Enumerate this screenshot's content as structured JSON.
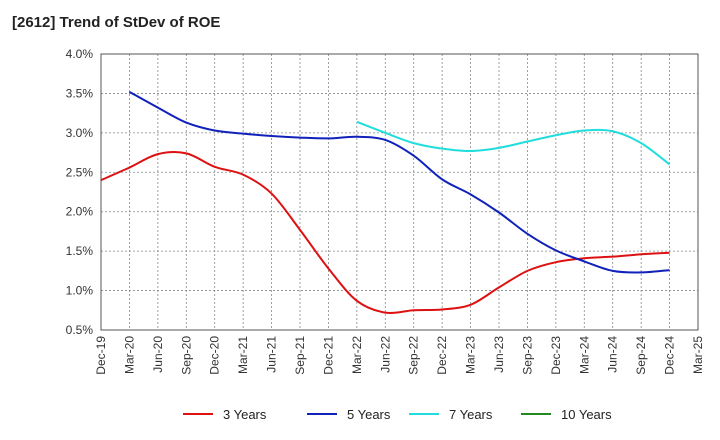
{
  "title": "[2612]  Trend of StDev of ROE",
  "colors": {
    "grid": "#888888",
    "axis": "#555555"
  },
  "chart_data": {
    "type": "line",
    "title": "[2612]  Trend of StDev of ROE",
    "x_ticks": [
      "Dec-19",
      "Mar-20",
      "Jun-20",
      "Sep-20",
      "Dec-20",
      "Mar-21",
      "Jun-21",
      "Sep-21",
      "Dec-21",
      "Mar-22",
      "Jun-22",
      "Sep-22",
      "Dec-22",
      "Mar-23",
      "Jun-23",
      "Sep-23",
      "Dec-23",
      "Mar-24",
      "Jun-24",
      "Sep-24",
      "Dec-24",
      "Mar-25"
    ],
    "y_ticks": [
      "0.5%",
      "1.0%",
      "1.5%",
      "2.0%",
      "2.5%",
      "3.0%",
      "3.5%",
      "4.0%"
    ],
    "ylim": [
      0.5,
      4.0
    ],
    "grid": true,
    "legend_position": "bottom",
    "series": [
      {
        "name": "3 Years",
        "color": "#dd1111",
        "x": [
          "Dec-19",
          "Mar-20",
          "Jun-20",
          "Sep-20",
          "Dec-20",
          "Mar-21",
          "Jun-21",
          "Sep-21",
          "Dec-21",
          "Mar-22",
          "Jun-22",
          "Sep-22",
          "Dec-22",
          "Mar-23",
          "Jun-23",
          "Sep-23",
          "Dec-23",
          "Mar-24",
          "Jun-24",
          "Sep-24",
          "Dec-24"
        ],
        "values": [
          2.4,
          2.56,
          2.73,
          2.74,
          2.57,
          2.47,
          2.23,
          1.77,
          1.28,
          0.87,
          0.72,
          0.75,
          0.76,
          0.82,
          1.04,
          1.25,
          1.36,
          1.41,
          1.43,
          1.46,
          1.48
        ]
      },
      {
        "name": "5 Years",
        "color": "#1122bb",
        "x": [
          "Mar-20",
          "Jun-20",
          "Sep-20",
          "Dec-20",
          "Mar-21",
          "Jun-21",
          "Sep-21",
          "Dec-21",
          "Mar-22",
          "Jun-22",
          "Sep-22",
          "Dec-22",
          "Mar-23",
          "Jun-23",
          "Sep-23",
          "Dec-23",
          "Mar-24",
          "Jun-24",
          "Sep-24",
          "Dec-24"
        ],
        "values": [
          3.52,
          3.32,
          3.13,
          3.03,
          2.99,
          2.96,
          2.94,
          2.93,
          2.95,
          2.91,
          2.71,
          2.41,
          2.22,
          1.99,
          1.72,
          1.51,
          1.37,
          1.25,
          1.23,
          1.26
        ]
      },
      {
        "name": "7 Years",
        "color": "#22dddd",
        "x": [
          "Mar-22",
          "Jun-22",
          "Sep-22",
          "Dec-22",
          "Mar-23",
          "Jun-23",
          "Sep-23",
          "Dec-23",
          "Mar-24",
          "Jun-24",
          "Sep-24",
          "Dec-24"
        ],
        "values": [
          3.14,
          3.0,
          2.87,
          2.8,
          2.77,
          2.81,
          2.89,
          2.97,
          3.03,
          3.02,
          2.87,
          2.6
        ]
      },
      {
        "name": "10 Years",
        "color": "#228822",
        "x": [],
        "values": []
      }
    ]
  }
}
---
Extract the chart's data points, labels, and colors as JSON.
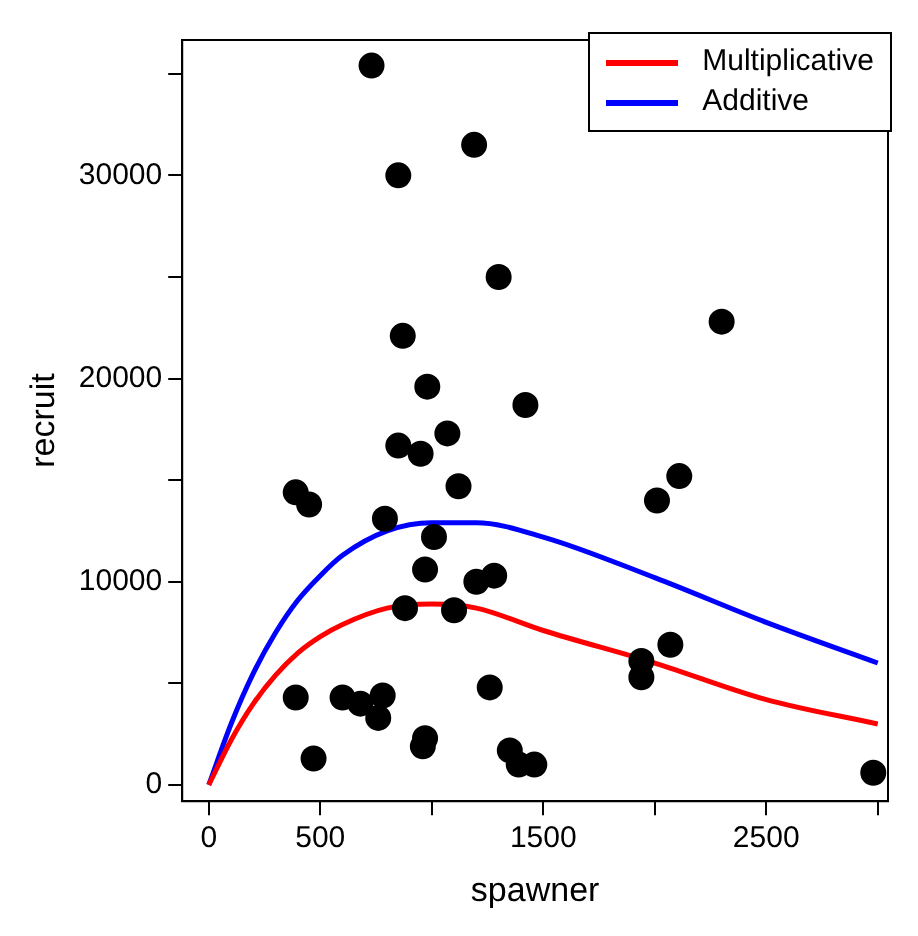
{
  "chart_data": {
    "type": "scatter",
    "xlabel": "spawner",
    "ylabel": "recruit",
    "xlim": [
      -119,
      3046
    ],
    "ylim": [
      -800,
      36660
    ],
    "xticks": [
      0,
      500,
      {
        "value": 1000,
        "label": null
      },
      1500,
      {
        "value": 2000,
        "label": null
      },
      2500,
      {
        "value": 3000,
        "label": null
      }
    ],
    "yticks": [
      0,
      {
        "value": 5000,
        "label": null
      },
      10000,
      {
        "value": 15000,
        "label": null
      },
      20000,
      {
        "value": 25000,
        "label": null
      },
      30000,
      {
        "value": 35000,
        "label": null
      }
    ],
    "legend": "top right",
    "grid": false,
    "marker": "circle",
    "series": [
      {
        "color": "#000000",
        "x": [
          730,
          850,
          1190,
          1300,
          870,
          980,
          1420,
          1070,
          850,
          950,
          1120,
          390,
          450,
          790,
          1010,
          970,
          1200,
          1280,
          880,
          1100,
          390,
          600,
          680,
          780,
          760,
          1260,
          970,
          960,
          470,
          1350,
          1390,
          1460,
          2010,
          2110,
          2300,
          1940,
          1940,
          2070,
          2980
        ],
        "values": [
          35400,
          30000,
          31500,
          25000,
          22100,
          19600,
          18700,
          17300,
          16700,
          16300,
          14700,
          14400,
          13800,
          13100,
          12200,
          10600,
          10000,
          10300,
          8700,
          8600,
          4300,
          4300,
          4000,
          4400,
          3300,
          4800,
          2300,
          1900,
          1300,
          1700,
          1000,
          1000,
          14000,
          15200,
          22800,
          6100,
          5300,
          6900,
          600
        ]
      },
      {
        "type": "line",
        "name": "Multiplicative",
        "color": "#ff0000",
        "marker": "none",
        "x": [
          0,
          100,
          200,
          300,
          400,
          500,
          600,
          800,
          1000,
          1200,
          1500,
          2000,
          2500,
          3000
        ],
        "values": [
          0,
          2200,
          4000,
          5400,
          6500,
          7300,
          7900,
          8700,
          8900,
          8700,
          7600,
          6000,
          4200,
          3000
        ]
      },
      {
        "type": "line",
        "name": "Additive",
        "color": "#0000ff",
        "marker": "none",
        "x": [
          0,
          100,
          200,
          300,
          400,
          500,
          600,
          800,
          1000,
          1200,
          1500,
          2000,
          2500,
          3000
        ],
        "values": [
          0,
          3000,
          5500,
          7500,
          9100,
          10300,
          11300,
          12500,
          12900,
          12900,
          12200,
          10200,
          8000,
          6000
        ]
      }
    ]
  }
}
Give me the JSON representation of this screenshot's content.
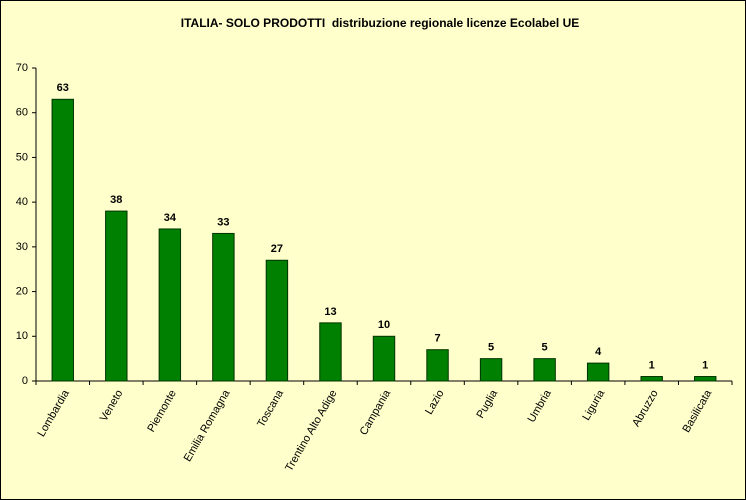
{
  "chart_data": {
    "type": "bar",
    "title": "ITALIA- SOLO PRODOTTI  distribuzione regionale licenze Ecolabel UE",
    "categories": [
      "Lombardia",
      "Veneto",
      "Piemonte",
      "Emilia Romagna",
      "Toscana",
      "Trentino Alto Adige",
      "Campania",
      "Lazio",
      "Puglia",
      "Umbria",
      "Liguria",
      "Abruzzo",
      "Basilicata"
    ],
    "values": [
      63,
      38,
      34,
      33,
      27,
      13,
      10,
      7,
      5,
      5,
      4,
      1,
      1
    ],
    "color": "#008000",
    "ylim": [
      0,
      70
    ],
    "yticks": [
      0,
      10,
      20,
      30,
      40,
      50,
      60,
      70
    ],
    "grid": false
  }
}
* * *
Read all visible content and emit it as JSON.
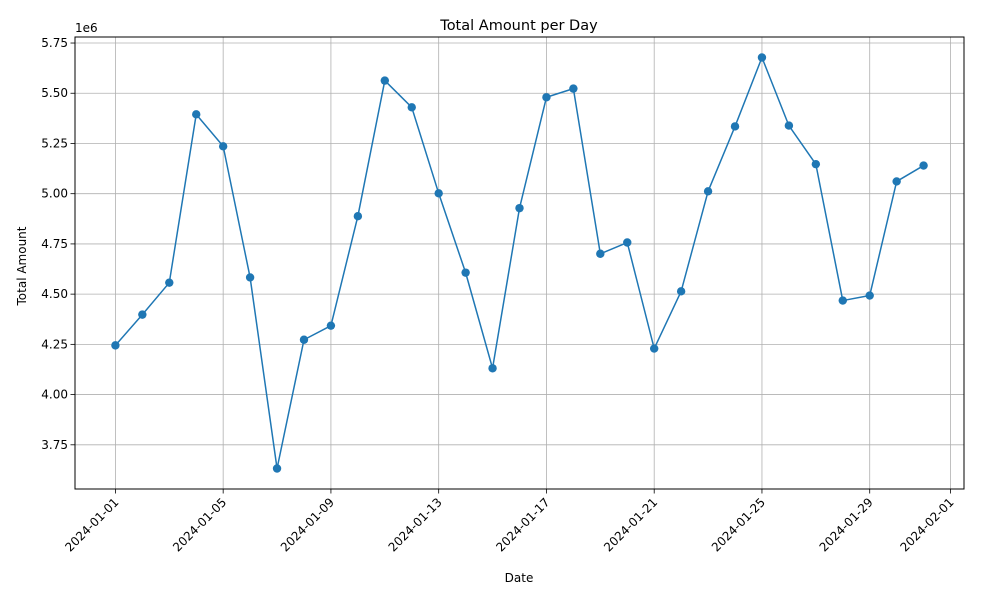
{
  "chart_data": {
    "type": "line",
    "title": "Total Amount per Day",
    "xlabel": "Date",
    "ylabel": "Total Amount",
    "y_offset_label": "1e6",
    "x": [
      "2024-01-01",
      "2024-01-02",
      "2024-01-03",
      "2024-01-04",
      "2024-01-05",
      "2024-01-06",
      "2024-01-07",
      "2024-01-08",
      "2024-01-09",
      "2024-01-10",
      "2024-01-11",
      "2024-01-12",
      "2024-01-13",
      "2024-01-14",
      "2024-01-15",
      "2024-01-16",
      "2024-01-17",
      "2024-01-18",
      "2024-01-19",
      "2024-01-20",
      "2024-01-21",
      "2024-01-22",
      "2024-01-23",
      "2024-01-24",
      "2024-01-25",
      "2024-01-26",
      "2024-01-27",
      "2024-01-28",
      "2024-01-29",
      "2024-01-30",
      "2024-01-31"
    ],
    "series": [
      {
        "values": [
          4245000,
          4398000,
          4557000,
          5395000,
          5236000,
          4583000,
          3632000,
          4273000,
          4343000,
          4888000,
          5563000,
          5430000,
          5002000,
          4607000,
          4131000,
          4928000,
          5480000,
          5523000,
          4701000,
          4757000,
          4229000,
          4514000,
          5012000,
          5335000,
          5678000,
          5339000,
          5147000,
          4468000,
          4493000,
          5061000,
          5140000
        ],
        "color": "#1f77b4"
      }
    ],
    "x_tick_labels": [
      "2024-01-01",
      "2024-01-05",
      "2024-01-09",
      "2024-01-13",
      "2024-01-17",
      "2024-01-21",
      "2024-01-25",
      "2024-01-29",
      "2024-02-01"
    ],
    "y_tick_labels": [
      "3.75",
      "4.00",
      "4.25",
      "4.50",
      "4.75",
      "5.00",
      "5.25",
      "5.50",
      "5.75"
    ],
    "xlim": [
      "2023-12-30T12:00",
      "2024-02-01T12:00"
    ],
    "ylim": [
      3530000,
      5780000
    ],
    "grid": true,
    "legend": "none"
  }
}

◆ Set task ◆
Copy every line of the material in which the word "screenshot" occurs.

◆ Reply to the exercise ◆
Enumerate this screenshot's content as structured JSON.
Give me the JSON representation of this screenshot's content.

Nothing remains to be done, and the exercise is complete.